(Entries provided Opens)

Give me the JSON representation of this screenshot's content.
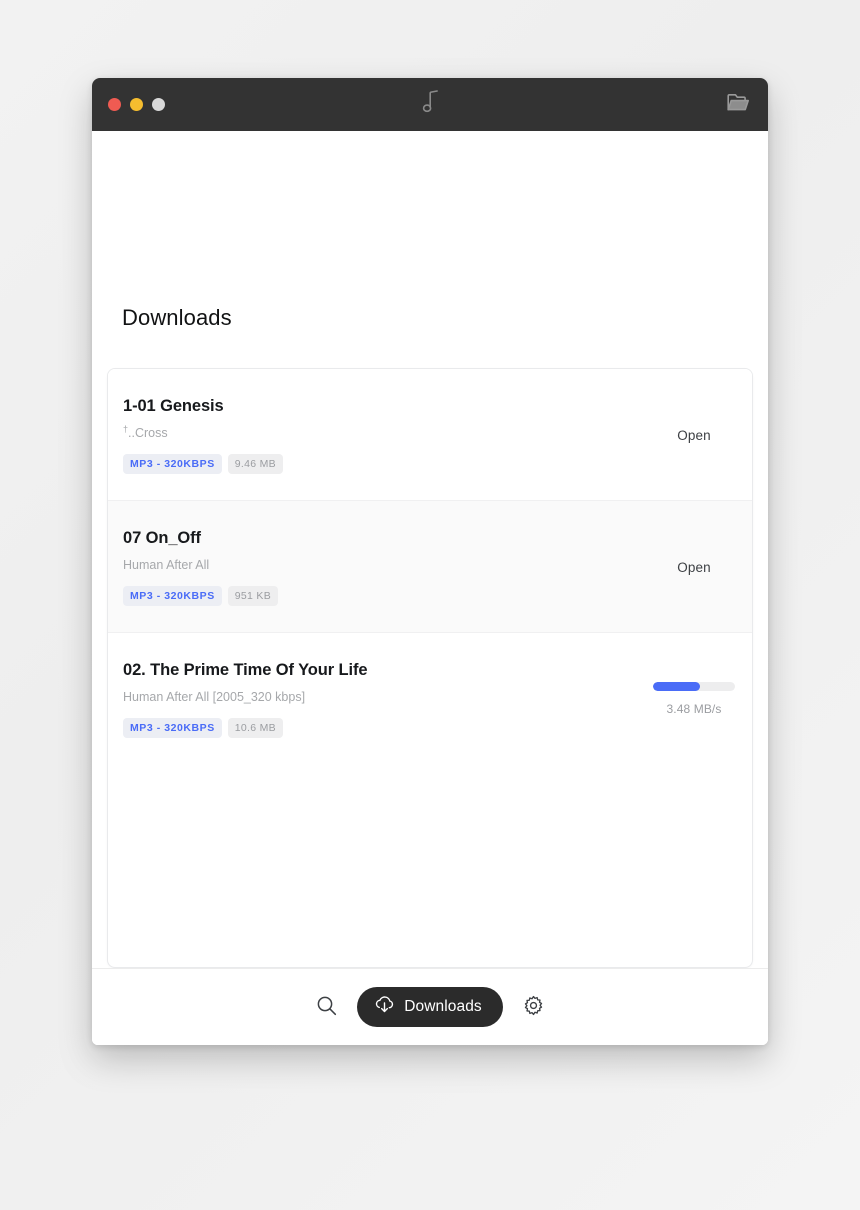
{
  "window": {
    "titlebar": {
      "traffic_lights": [
        {
          "name": "close",
          "color": "#ef5b52"
        },
        {
          "name": "minimize",
          "color": "#f5bd2f"
        },
        {
          "name": "maximize",
          "color": "#d9d9d9"
        }
      ],
      "center_icon": "music-note-icon",
      "right_icon": "open-folder-icon"
    }
  },
  "page": {
    "title": "Downloads"
  },
  "downloads": [
    {
      "title": "1-01 Genesis",
      "artist": "†..Cross",
      "format_badge": "MP3 - 320KBPS",
      "size_badge": "9.46 MB",
      "action_label": "Open",
      "state": "complete"
    },
    {
      "title": "07 On_Off",
      "artist": "Human After All",
      "format_badge": "MP3 - 320KBPS",
      "size_badge": "951 KB",
      "action_label": "Open",
      "state": "complete"
    },
    {
      "title": "02. The Prime Time Of Your Life",
      "artist": "Human After All [2005_320 kbps]",
      "format_badge": "MP3 - 320KBPS",
      "size_badge": "10.6 MB",
      "speed": "3.48 MB/s",
      "progress_percent": 57,
      "state": "downloading"
    }
  ],
  "footer": {
    "search_icon": "search-icon",
    "downloads_label": "Downloads",
    "downloads_icon": "cloud-download-icon",
    "settings_icon": "gear-icon"
  },
  "colors": {
    "accent": "#4a6cf7",
    "titlebar": "#333333",
    "pill": "#2b2b2b",
    "badge_format_bg": "#eceef4",
    "badge_size_bg": "#eeeeef"
  }
}
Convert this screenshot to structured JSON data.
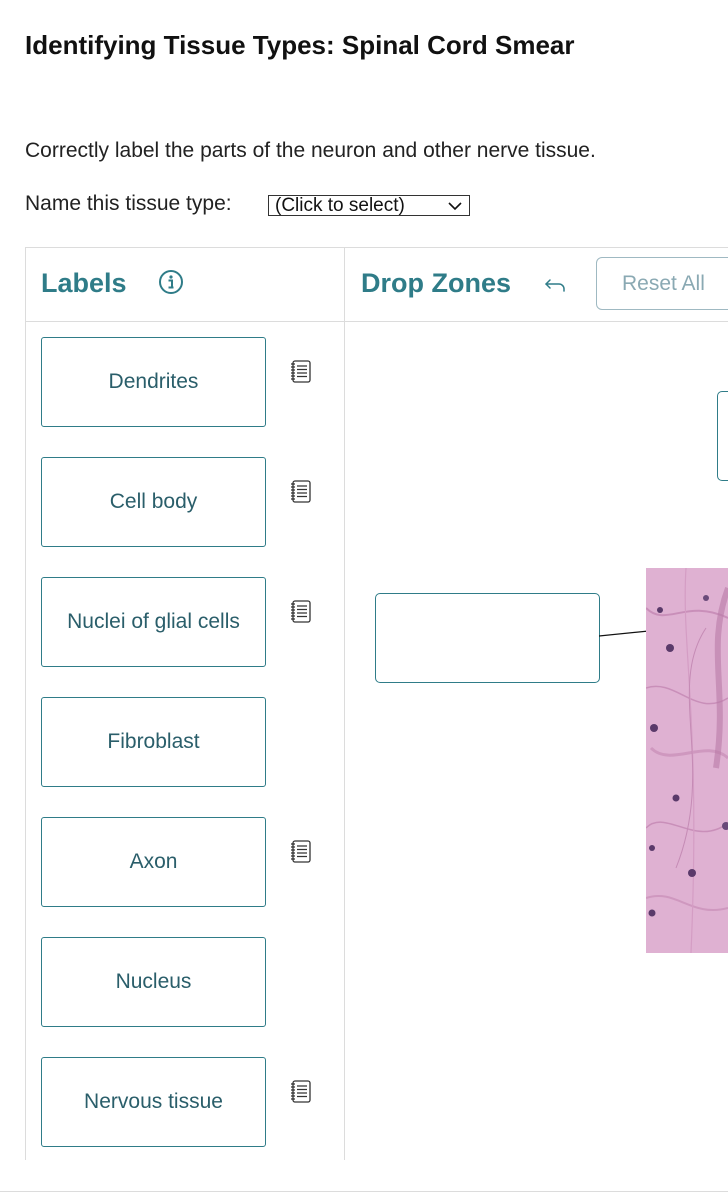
{
  "page": {
    "title": "Identifying Tissue Types: Spinal Cord Smear",
    "instructions": "Correctly label the parts of the neuron and other nerve tissue.",
    "tissue_prompt": "Name this tissue type:",
    "tissue_select": {
      "value": "(Click to select)"
    }
  },
  "labels_panel": {
    "heading": "Labels",
    "info_icon": "info-icon",
    "items": [
      {
        "label": "Dendrites",
        "has_notes": true
      },
      {
        "label": "Cell body",
        "has_notes": true
      },
      {
        "label": "Nuclei of glial cells",
        "has_notes": true
      },
      {
        "label": "Fibroblast",
        "has_notes": false
      },
      {
        "label": "Axon",
        "has_notes": true
      },
      {
        "label": "Nucleus",
        "has_notes": false
      },
      {
        "label": "Nervous tissue",
        "has_notes": true
      }
    ]
  },
  "drop_zones_panel": {
    "heading": "Drop Zones",
    "undo_icon": "undo-icon",
    "reset_label": "Reset All"
  },
  "colors": {
    "accent": "#2f7c88",
    "label_text": "#2a5e6a",
    "tissue_pink": "#d9a6cc"
  }
}
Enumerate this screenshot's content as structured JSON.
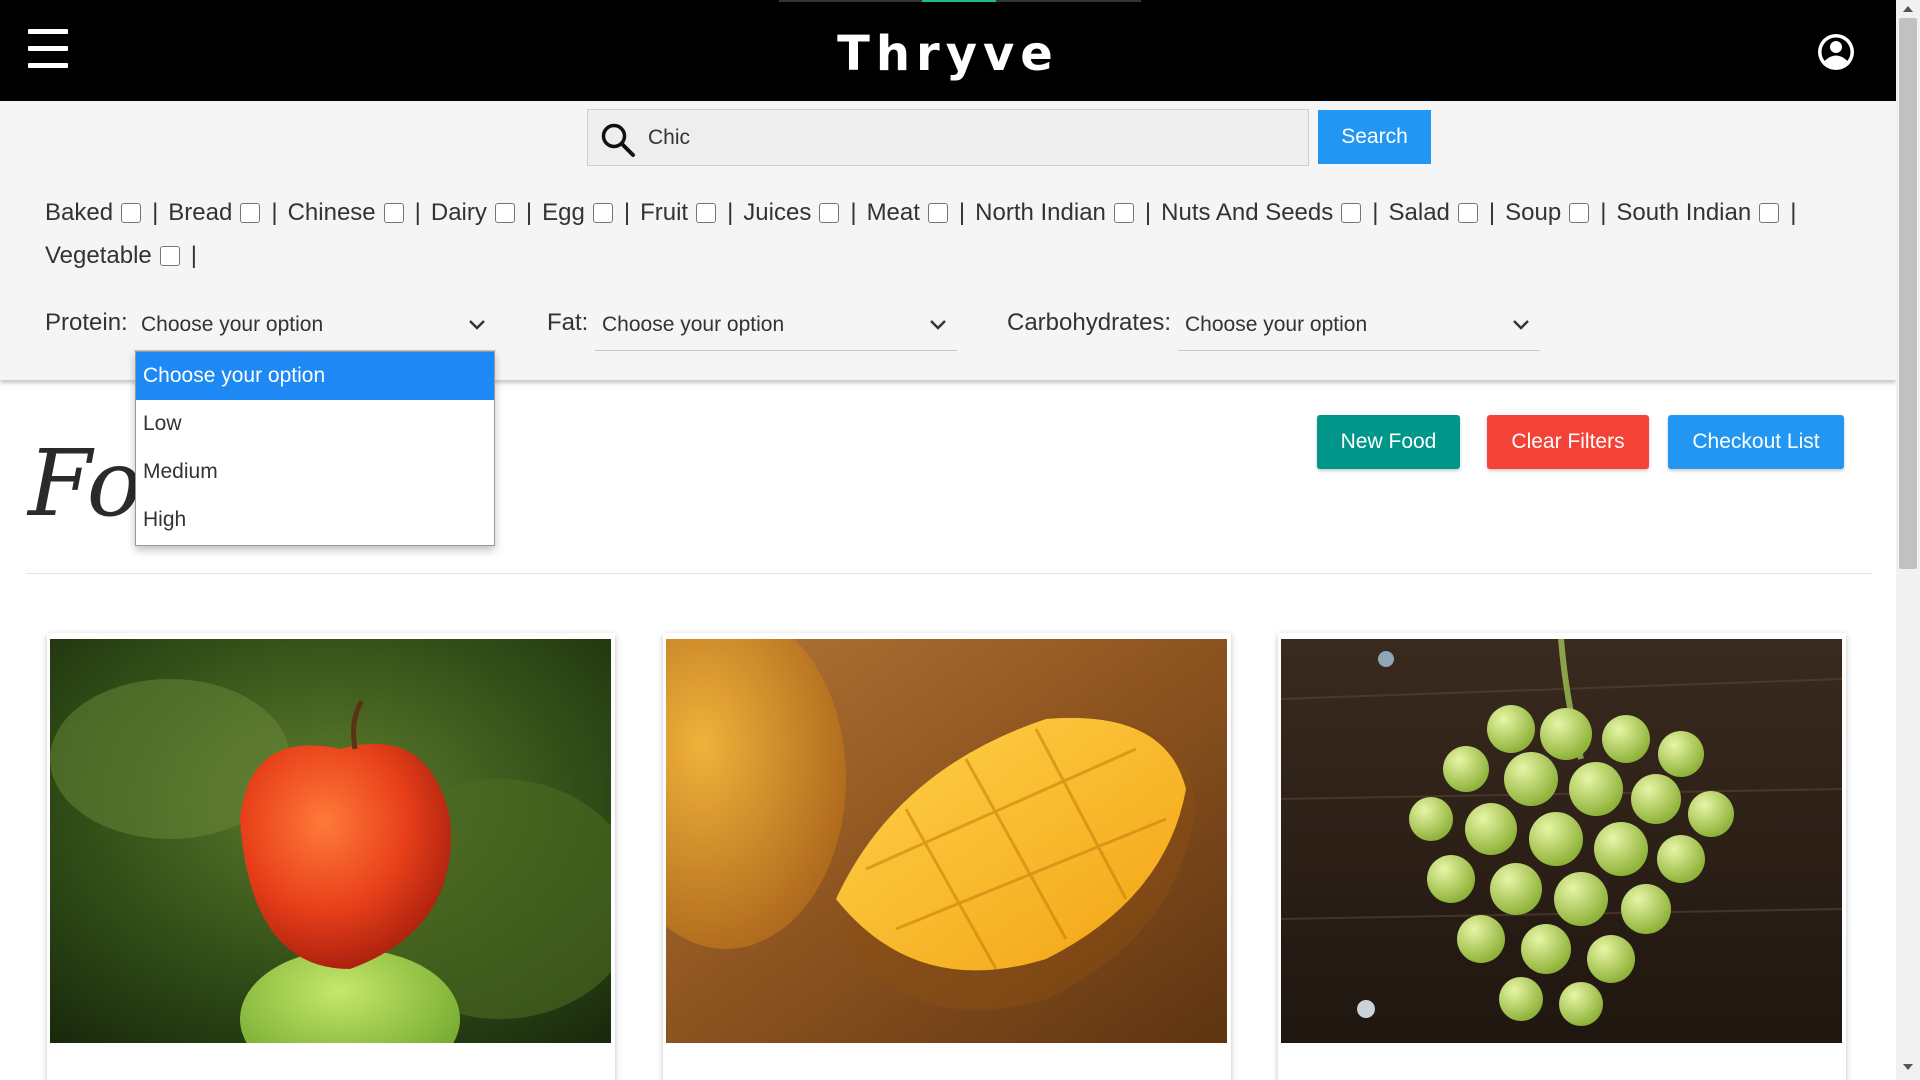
{
  "header": {
    "brand": "Thryve",
    "menu_icon": "hamburger-menu-icon",
    "account_icon": "user-circle-icon"
  },
  "search": {
    "value": "Chic",
    "icon": "search-icon",
    "button_label": "Search"
  },
  "categories": [
    "Baked",
    "Bread",
    "Chinese",
    "Dairy",
    "Egg",
    "Fruit",
    "Juices",
    "Meat",
    "North Indian",
    "Nuts And Seeds",
    "Salad",
    "Soup",
    "South Indian",
    "Vegetable"
  ],
  "separator": "|",
  "filters": {
    "protein": {
      "label": "Protein:",
      "value": "Choose your option"
    },
    "fat": {
      "label": "Fat:",
      "value": "Choose your option"
    },
    "carbs": {
      "label": "Carbohydrates:",
      "value": "Choose your option"
    }
  },
  "dropdown": {
    "options": [
      "Choose your option",
      "Low",
      "Medium",
      "High"
    ],
    "selected": "Choose your option"
  },
  "actions": {
    "new_food": "New Food",
    "clear_filters": "Clear Filters",
    "checkout_list": "Checkout List"
  },
  "section_title": "Foo                 ue :",
  "cards": [
    {
      "name": "",
      "image": "apple"
    },
    {
      "name": "",
      "image": "mango"
    },
    {
      "name": "",
      "image": "grapes"
    }
  ],
  "colors": {
    "header_bg": "#000000",
    "primary_blue": "#2196f3",
    "teal": "#00968a",
    "red": "#f44336",
    "panel_bg": "#f5f5f5"
  }
}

(Entries provided Closes)

Problem to solve -
Could you output the lines above exactly, with no pictures included?

Problem solution -
Give me the JSON representation of this screenshot's content.
{
  "window": {
    "titlebar": {
      "traffic_lights": [
        {
          "name": "close",
          "color": "#ef5b52"
        },
        {
          "name": "minimize",
          "color": "#f5bd2f"
        },
        {
          "name": "maximize",
          "color": "#d9d9d9"
        }
      ],
      "center_icon": "music-note-icon",
      "right_icon": "open-folder-icon"
    }
  },
  "page": {
    "title": "Downloads"
  },
  "downloads": [
    {
      "title": "1-01 Genesis",
      "artist": "†..Cross",
      "format_badge": "MP3 - 320KBPS",
      "size_badge": "9.46 MB",
      "action_label": "Open",
      "state": "complete"
    },
    {
      "title": "07 On_Off",
      "artist": "Human After All",
      "format_badge": "MP3 - 320KBPS",
      "size_badge": "951 KB",
      "action_label": "Open",
      "state": "complete"
    },
    {
      "title": "02. The Prime Time Of Your Life",
      "artist": "Human After All [2005_320 kbps]",
      "format_badge": "MP3 - 320KBPS",
      "size_badge": "10.6 MB",
      "speed": "3.48 MB/s",
      "progress_percent": 57,
      "state": "downloading"
    }
  ],
  "footer": {
    "search_icon": "search-icon",
    "downloads_label": "Downloads",
    "downloads_icon": "cloud-download-icon",
    "settings_icon": "gear-icon"
  },
  "colors": {
    "accent": "#4a6cf7",
    "titlebar": "#333333",
    "pill": "#2b2b2b",
    "badge_format_bg": "#eceef4",
    "badge_size_bg": "#eeeeef"
  }
}
Convert this screenshot to structured JSON data.
{
  "page": {
    "title": "Identifying Tissue Types: Spinal Cord Smear",
    "instructions": "Correctly label the parts of the neuron and other nerve tissue.",
    "tissue_prompt": "Name this tissue type:",
    "tissue_select": {
      "value": "(Click to select)"
    }
  },
  "labels_panel": {
    "heading": "Labels",
    "info_icon": "info-icon",
    "items": [
      {
        "label": "Dendrites",
        "has_notes": true
      },
      {
        "label": "Cell body",
        "has_notes": true
      },
      {
        "label": "Nuclei of glial cells",
        "has_notes": true
      },
      {
        "label": "Fibroblast",
        "has_notes": false
      },
      {
        "label": "Axon",
        "has_notes": true
      },
      {
        "label": "Nucleus",
        "has_notes": false
      },
      {
        "label": "Nervous tissue",
        "has_notes": true
      }
    ]
  },
  "drop_zones_panel": {
    "heading": "Drop Zones",
    "undo_icon": "undo-icon",
    "reset_label": "Reset All"
  },
  "colors": {
    "accent": "#2f7c88",
    "label_text": "#2a5e6a",
    "tissue_pink": "#d9a6cc"
  }
}
Enumerate this screenshot's content as structured JSON.
{
  "header": {
    "brand": "Thryve",
    "menu_icon": "hamburger-menu-icon",
    "account_icon": "user-circle-icon"
  },
  "search": {
    "value": "Chic",
    "icon": "search-icon",
    "button_label": "Search"
  },
  "categories": [
    "Baked",
    "Bread",
    "Chinese",
    "Dairy",
    "Egg",
    "Fruit",
    "Juices",
    "Meat",
    "North Indian",
    "Nuts And Seeds",
    "Salad",
    "Soup",
    "South Indian",
    "Vegetable"
  ],
  "separator": "|",
  "filters": {
    "protein": {
      "label": "Protein:",
      "value": "Choose your option"
    },
    "fat": {
      "label": "Fat:",
      "value": "Choose your option"
    },
    "carbs": {
      "label": "Carbohydrates:",
      "value": "Choose your option"
    }
  },
  "dropdown": {
    "options": [
      "Choose your option",
      "Low",
      "Medium",
      "High"
    ],
    "selected": "Choose your option"
  },
  "actions": {
    "new_food": "New Food",
    "clear_filters": "Clear Filters",
    "checkout_list": "Checkout List"
  },
  "section_title": "Foo                 ue :",
  "cards": [
    {
      "name": "",
      "image": "apple"
    },
    {
      "name": "",
      "image": "mango"
    },
    {
      "name": "",
      "image": "grapes"
    }
  ],
  "colors": {
    "header_bg": "#000000",
    "primary_blue": "#2196f3",
    "teal": "#00968a",
    "red": "#f44336",
    "panel_bg": "#f5f5f5"
  }
}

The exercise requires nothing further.